• [Listed records]:
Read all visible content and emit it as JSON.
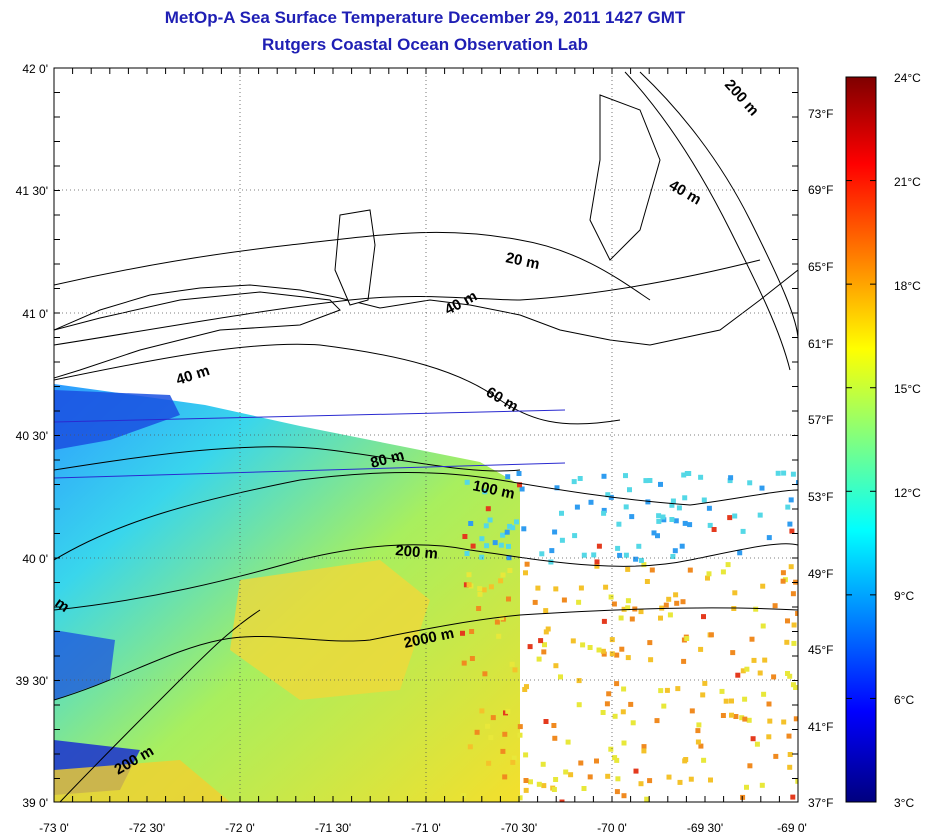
{
  "header": {
    "title_line1": "MetOp-A Sea Surface Temperature December 29, 2011 1427 GMT",
    "title_line2": "Rutgers Coastal Ocean Observation Lab"
  },
  "map": {
    "latitude_ticks": [
      "42 0'",
      "41 30'",
      "41 0'",
      "40 30'",
      "40 0'",
      "39 30'",
      "39 0'"
    ],
    "longitude_ticks": [
      "-73 0'",
      "-72 30'",
      "-72 0'",
      "-71 30'",
      "-71 0'",
      "-70 30'",
      "-70 0'",
      "-69 30'",
      "-69 0'"
    ],
    "fahrenheit_ticks": [
      "73°F",
      "69°F",
      "65°F",
      "61°F",
      "57°F",
      "53°F",
      "49°F",
      "45°F",
      "41°F",
      "37°F"
    ],
    "isobath_labels": {
      "m20": "20 m",
      "m40_north": "40 m",
      "m40_center": "40 m",
      "m40_west": "40 m",
      "m60": "60 m",
      "m80": "80 m",
      "m100": "100 m",
      "m200_center": "200 m",
      "m200_northeast": "200 m",
      "m200_southwest": "200 m",
      "m2000": "2000 m",
      "m_edge": "m"
    }
  },
  "colorbar": {
    "labels": [
      "24°C",
      "21°C",
      "18°C",
      "15°C",
      "12°C",
      "9°C",
      "6°C",
      "3°C"
    ],
    "colors": [
      "#7f0000",
      "#ff0000",
      "#ff8000",
      "#ffff00",
      "#80ff80",
      "#00ffff",
      "#0080ff",
      "#0000ff",
      "#00007f"
    ]
  },
  "colors": {
    "title": "#1f1fb4",
    "land_fill": "#ffffff",
    "contour": "#000000",
    "track_line": "#2a2ad0"
  }
}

• [The request]:
Copy all of the entries verbatim, leaving out any pictures they contain.

• [Complete response]:
Read all visible content and emit it as JSON.
{
  "header": {
    "title_line1": "MetOp-A Sea Surface Temperature December 29, 2011 1427 GMT",
    "title_line2": "Rutgers Coastal Ocean Observation Lab"
  },
  "map": {
    "latitude_ticks": [
      "42 0'",
      "41 30'",
      "41 0'",
      "40 30'",
      "40 0'",
      "39 30'",
      "39 0'"
    ],
    "longitude_ticks": [
      "-73 0'",
      "-72 30'",
      "-72 0'",
      "-71 30'",
      "-71 0'",
      "-70 30'",
      "-70 0'",
      "-69 30'",
      "-69 0'"
    ],
    "fahrenheit_ticks": [
      "73°F",
      "69°F",
      "65°F",
      "61°F",
      "57°F",
      "53°F",
      "49°F",
      "45°F",
      "41°F",
      "37°F"
    ],
    "isobath_labels": {
      "m20": "20 m",
      "m40_north": "40 m",
      "m40_center": "40 m",
      "m40_west": "40 m",
      "m60": "60 m",
      "m80": "80 m",
      "m100": "100 m",
      "m200_center": "200 m",
      "m200_northeast": "200 m",
      "m200_southwest": "200 m",
      "m2000": "2000 m",
      "m_edge": "m"
    }
  },
  "colorbar": {
    "labels": [
      "24°C",
      "21°C",
      "18°C",
      "15°C",
      "12°C",
      "9°C",
      "6°C",
      "3°C"
    ],
    "colors": [
      "#7f0000",
      "#ff0000",
      "#ff8000",
      "#ffff00",
      "#80ff80",
      "#00ffff",
      "#0080ff",
      "#0000ff",
      "#00007f"
    ]
  },
  "colors": {
    "title": "#1f1fb4",
    "land_fill": "#ffffff",
    "contour": "#000000",
    "track_line": "#2a2ad0"
  }
}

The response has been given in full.